__Exercise requirements__: Check every line of the material below for "渠天快樂". Give the number of lines that have it, and only that.

__Task inputs__:

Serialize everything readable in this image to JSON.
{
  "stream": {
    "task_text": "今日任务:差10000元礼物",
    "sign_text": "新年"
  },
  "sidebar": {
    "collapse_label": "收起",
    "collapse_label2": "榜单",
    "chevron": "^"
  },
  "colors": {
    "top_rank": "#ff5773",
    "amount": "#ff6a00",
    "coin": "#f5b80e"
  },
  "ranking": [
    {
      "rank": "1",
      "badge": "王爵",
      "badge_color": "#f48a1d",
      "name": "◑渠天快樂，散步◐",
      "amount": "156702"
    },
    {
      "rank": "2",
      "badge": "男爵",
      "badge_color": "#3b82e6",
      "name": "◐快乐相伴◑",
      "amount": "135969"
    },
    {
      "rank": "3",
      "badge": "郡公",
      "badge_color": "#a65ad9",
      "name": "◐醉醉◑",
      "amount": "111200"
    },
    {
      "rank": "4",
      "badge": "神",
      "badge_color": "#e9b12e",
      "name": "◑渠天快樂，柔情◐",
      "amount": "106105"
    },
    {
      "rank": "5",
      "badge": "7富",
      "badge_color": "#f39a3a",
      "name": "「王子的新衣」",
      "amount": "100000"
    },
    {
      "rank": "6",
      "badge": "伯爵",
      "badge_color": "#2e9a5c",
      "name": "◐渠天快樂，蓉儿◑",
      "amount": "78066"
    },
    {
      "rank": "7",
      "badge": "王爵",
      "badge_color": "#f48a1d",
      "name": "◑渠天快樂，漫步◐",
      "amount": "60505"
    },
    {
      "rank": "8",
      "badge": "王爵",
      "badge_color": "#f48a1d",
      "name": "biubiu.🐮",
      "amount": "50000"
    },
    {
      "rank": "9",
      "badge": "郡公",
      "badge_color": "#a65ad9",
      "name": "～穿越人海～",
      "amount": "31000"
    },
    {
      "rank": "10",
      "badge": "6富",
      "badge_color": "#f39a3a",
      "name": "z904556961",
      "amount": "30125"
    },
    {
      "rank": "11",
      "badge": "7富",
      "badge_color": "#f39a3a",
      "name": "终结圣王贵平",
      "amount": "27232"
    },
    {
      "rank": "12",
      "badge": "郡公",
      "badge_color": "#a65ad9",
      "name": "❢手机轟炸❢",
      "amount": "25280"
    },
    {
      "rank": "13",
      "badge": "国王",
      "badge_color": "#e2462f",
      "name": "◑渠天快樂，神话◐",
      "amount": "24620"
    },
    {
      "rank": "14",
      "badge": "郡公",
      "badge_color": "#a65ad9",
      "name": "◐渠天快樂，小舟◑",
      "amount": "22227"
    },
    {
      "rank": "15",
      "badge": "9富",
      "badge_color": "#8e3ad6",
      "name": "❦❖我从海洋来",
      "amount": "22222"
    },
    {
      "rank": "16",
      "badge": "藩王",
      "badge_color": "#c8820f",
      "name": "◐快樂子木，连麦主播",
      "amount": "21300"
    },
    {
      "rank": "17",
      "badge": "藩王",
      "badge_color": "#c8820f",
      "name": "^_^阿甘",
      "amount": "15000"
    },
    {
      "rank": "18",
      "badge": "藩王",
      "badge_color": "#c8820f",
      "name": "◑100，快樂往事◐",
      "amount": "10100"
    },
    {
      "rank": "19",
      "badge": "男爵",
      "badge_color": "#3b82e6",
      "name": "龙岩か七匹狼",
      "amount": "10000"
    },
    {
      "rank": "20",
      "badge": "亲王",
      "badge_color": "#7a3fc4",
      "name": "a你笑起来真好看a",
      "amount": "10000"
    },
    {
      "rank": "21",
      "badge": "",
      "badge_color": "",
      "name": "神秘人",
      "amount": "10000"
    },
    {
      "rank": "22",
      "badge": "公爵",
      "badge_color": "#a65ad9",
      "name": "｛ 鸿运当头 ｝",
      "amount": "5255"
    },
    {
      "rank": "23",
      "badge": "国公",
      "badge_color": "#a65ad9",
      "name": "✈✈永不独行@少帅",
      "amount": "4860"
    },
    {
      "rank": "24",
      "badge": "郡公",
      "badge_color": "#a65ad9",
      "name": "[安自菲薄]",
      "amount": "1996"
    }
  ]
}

__Solution to this problem__: 6